> _STATED EXERCISE_
Review the material and extract every line in which the word "structured" occurs.

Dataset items
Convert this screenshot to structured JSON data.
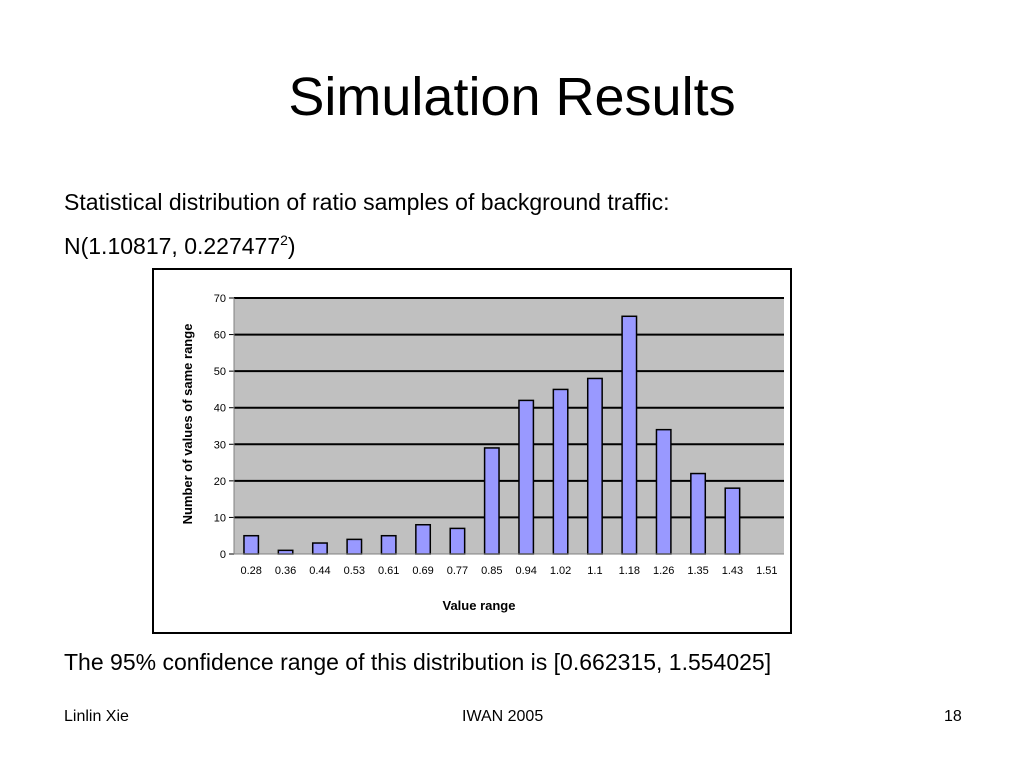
{
  "slide": {
    "title": "Simulation Results",
    "line1": "Statistical distribution of ratio samples of background traffic:",
    "line2_main": "N(1.10817, 0.227477",
    "line2_sup": "2",
    "line2_close": ")",
    "note": "The 95% confidence range of this distribution is [0.662315, 1.554025]"
  },
  "footer": {
    "left": "Linlin Xie",
    "center": "IWAN 2005",
    "right": "18"
  },
  "colors": {
    "bar_fill": "#9999ff",
    "bar_stroke": "#000000",
    "plot_bg": "#c0c0c0",
    "gridline": "#000000"
  },
  "chart_data": {
    "type": "bar",
    "title": "",
    "xlabel": "Value range",
    "ylabel": "Number of values of same range",
    "categories": [
      "0.28",
      "0.36",
      "0.44",
      "0.53",
      "0.61",
      "0.69",
      "0.77",
      "0.85",
      "0.94",
      "1.02",
      "1.1",
      "1.18",
      "1.26",
      "1.35",
      "1.43",
      "1.51"
    ],
    "values": [
      5,
      1,
      3,
      4,
      5,
      8,
      7,
      29,
      42,
      45,
      48,
      65,
      34,
      22,
      18,
      0
    ],
    "ylim": [
      0,
      70
    ],
    "yticks": [
      0,
      10,
      20,
      30,
      40,
      50,
      60,
      70
    ],
    "grid": true,
    "legend": "none"
  }
}
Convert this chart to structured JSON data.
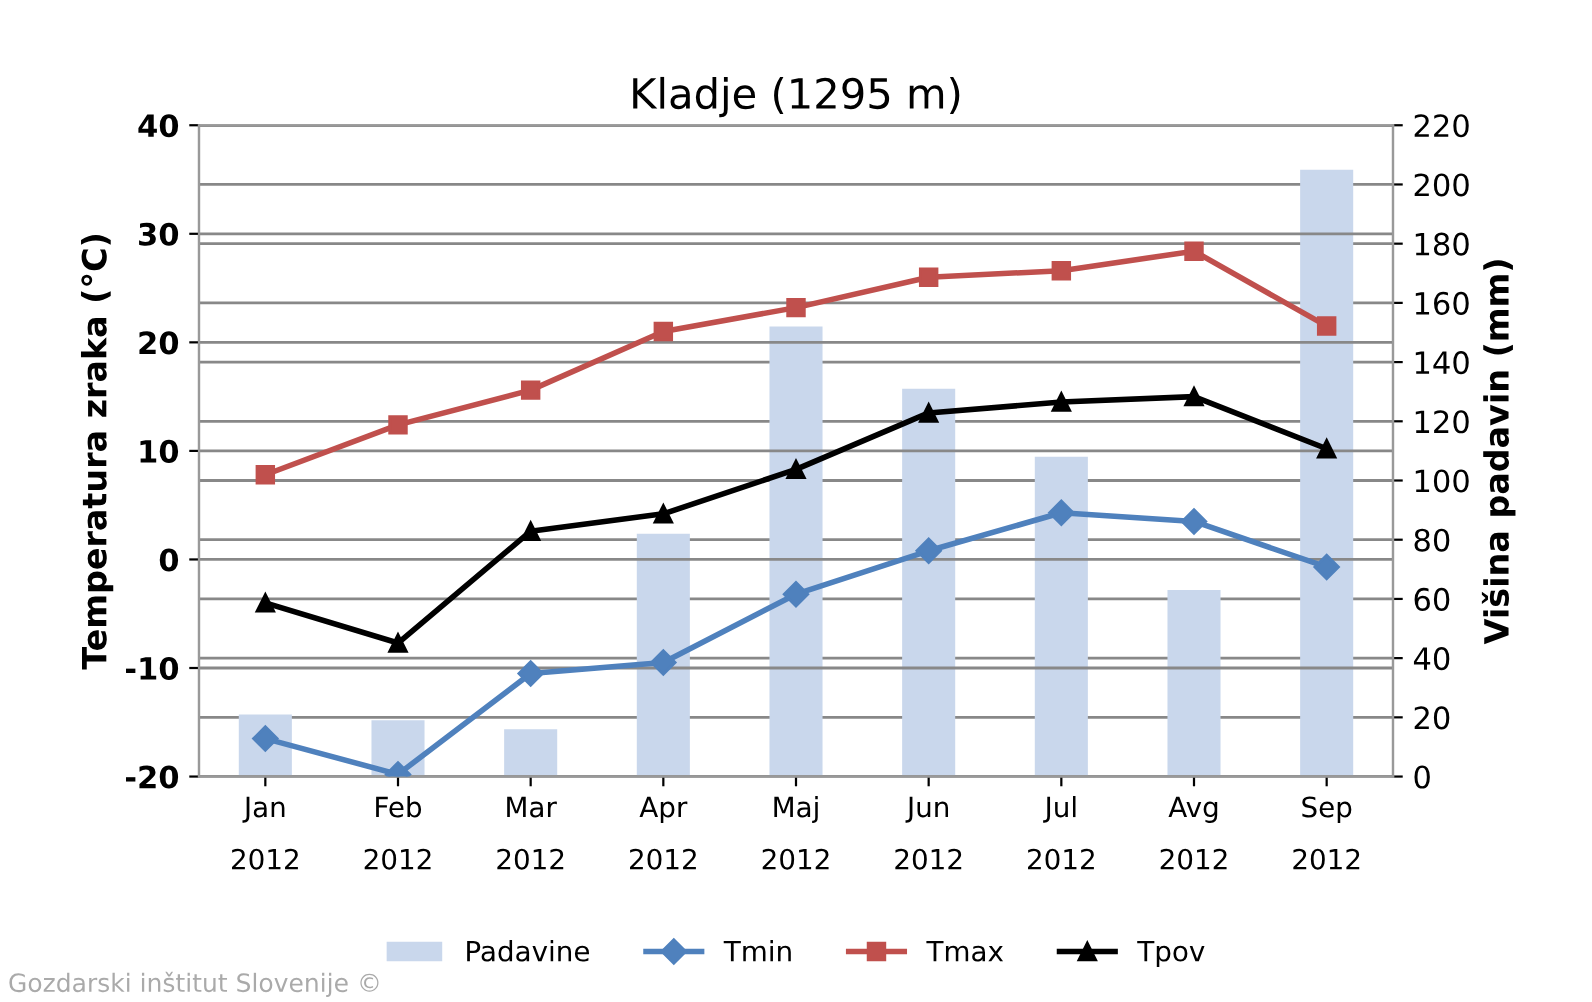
{
  "chart_data": {
    "type": "line",
    "title": "Kladje (1295 m)",
    "ylabel": "Temperatura zraka (°C)",
    "y2label": "Višina padavin (mm)",
    "categories": [
      "Jan\n2012",
      "Feb\n2012",
      "Mar\n2012",
      "Apr\n2012",
      "Maj\n2012",
      "Jun\n2012",
      "Jul\n2012",
      "Avg\n2012",
      "Sep\n2012"
    ],
    "series": [
      {
        "name": "Padavine",
        "type": "bar",
        "axis": "y2",
        "color": "#c9d7ec",
        "values": [
          21,
          19,
          16,
          82,
          152,
          131,
          108,
          63,
          205
        ]
      },
      {
        "name": "Tmin",
        "color": "#4f81bd",
        "marker": "diamond",
        "values": [
          -16.5,
          -19.8,
          -10.5,
          -9.5,
          -3.2,
          0.8,
          4.3,
          3.5,
          -0.7
        ]
      },
      {
        "name": "Tmax",
        "color": "#c0504d",
        "marker": "square",
        "values": [
          7.8,
          12.4,
          15.6,
          21.0,
          23.2,
          26.0,
          26.6,
          28.4,
          21.5
        ]
      },
      {
        "name": "Tpov",
        "color": "#000000",
        "marker": "triangle",
        "values": [
          -4.0,
          -7.7,
          2.6,
          4.2,
          8.3,
          13.5,
          14.5,
          15.0,
          10.2
        ]
      }
    ],
    "ylim": [
      -20,
      40
    ],
    "yticks": [
      -20,
      -10,
      0,
      10,
      20,
      30,
      40
    ],
    "y2lim": [
      0,
      220
    ],
    "y2ticks": [
      0,
      20,
      40,
      60,
      80,
      100,
      120,
      140,
      160,
      180,
      200,
      220
    ],
    "grid": "y",
    "legend": "bottom",
    "line_style": "solid",
    "annotations": [
      "Gozdarski inštitut Slovenije ©"
    ]
  }
}
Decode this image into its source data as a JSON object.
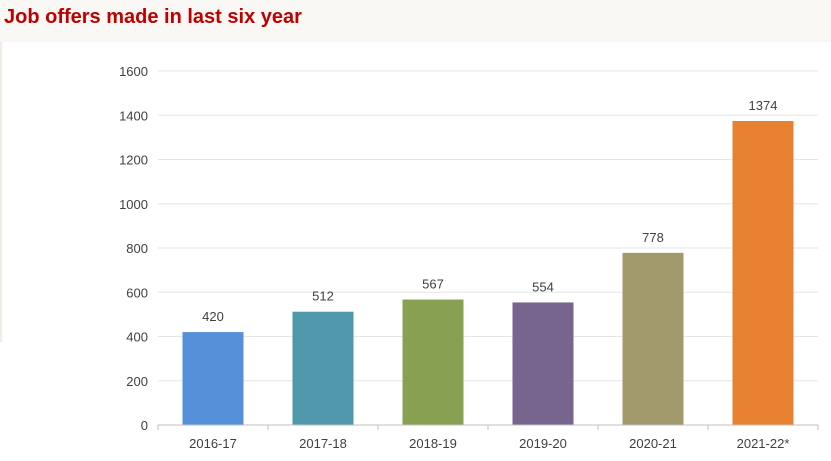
{
  "page": {
    "title": "Job offers made in last six year"
  },
  "chart_data": {
    "type": "bar",
    "title": "Job offers made in last six year",
    "xlabel": "",
    "ylabel": "",
    "categories": [
      "2016-17",
      "2017-18",
      "2018-19",
      "2019-20",
      "2020-21",
      "2021-22*"
    ],
    "values": [
      420,
      512,
      567,
      554,
      778,
      1374
    ],
    "colors": [
      "#5590d8",
      "#4f97aa",
      "#87a052",
      "#77658e",
      "#a29a6d",
      "#e88032"
    ],
    "ylim": [
      0,
      1600
    ],
    "yticks": [
      0,
      200,
      400,
      600,
      800,
      1000,
      1200,
      1400,
      1600
    ],
    "grid": true,
    "data_labels": [
      "420",
      "512",
      "567",
      "554",
      "778",
      "1374"
    ]
  }
}
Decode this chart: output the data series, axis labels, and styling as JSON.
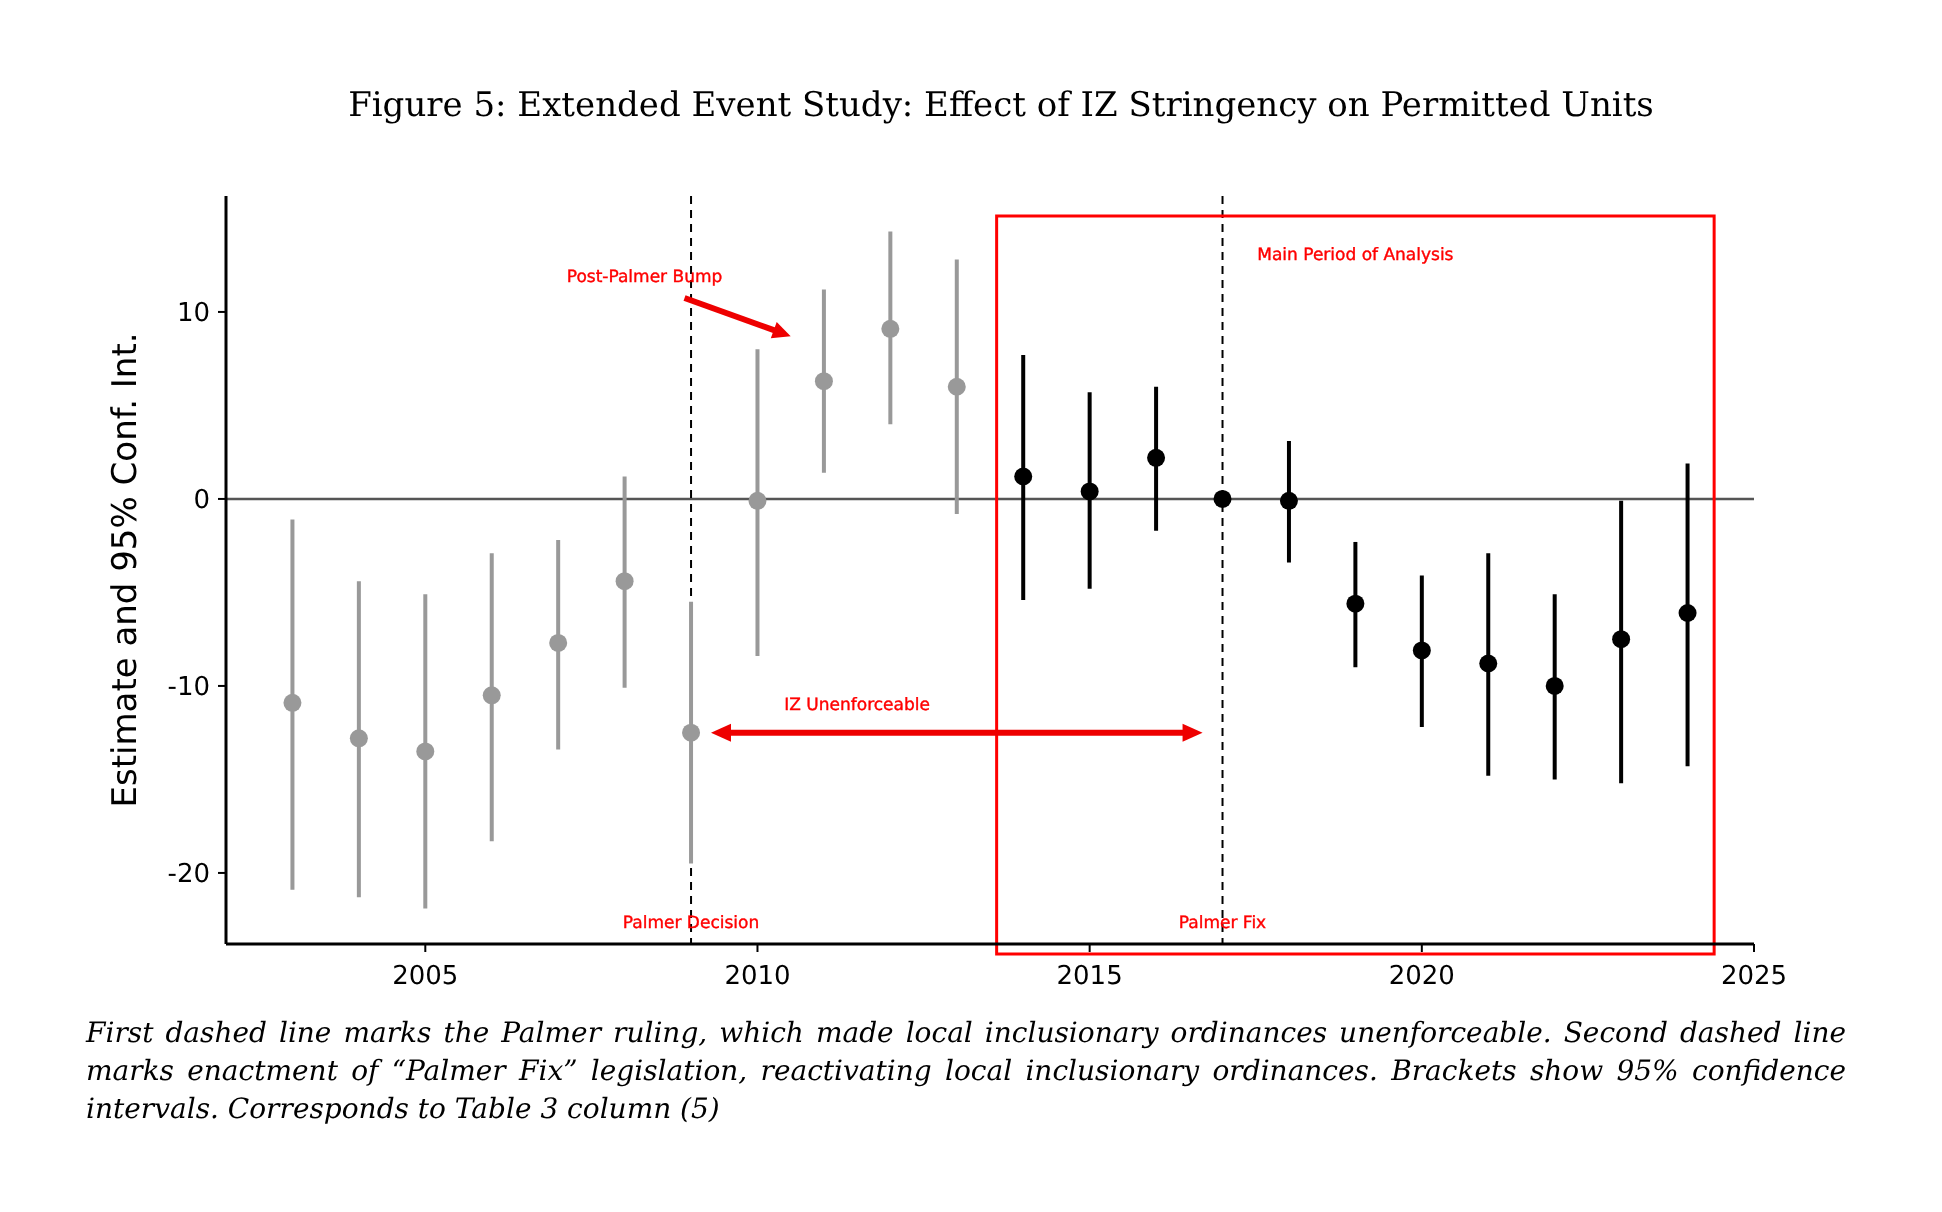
{
  "chart_data": {
    "type": "scatter",
    "title": "Figure 5: Extended Event Study: Effect of IZ Stringency on Permitted Units",
    "ylabel": "Estimate and 95% Conf. Int.",
    "xlim": [
      2002,
      2025
    ],
    "xticks": [
      2005,
      2010,
      2015,
      2020,
      2025
    ],
    "ylim": [
      -23.8,
      16.2
    ],
    "yticks": [
      -20,
      -10,
      0,
      10
    ],
    "grid": false,
    "marker": "circle",
    "series": [
      {
        "color": "#999999",
        "x": [
          2003,
          2004,
          2005,
          2006,
          2007,
          2008,
          2009,
          2010,
          2011,
          2012,
          2013
        ],
        "values": [
          -10.9,
          -12.8,
          -13.5,
          -10.5,
          -7.7,
          -4.4,
          -12.5,
          -0.1,
          6.3,
          9.1,
          6.0
        ],
        "errors": [
          [
            -20.9,
            -1.1
          ],
          [
            -21.3,
            -4.4
          ],
          [
            -21.9,
            -5.1
          ],
          [
            -18.3,
            -2.9
          ],
          [
            -13.4,
            -2.2
          ],
          [
            -10.1,
            1.2
          ],
          [
            -19.5,
            -5.5
          ],
          [
            -8.4,
            8.0
          ],
          [
            1.4,
            11.2
          ],
          [
            4.0,
            14.3
          ],
          [
            -0.8,
            12.8
          ]
        ]
      },
      {
        "color": "#000000",
        "x": [
          2014,
          2015,
          2016,
          2017,
          2018,
          2019,
          2020,
          2021,
          2022,
          2023,
          2024
        ],
        "values": [
          1.2,
          0.4,
          2.2,
          0,
          -0.1,
          -5.6,
          -8.1,
          -8.8,
          -10.0,
          -7.5,
          -6.1
        ],
        "errors": [
          [
            -5.4,
            7.7
          ],
          [
            -4.8,
            5.7
          ],
          [
            -1.7,
            6.0
          ],
          null,
          [
            -3.4,
            3.1
          ],
          [
            -9.0,
            -2.3
          ],
          [
            -12.2,
            -4.1
          ],
          [
            -14.8,
            -2.9
          ],
          [
            -15.0,
            -5.1
          ],
          [
            -15.2,
            -0.1
          ],
          [
            -14.3,
            1.9
          ]
        ]
      }
    ],
    "ref_lines": [
      {
        "axis": "y",
        "value": 0,
        "color": "#555555",
        "line_style": "solid"
      },
      {
        "axis": "x",
        "value": 2009,
        "label": "Palmer Decision",
        "color": "#000000",
        "line_style": "dashed"
      },
      {
        "axis": "x",
        "value": 2017,
        "label": "Palmer Fix",
        "color": "#000000",
        "line_style": "dashed"
      }
    ],
    "annotations": [
      "Post-Palmer Bump",
      "IZ Unenforceable",
      "Main Period of Analysis",
      "First dashed line marks the Palmer ruling, which made local inclusionary ordinances unenforceable. Second dashed line marks enactment of “Palmer Fix” legislation, reactivating local inclusionary ordinances. Brackets show 95% confidence intervals. Corresponds to Table 3 column (5)"
    ]
  }
}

> _REPLY TO THE TASK_
Convert this screenshot to structured JSON data.
Convert this chart to structured JSON data.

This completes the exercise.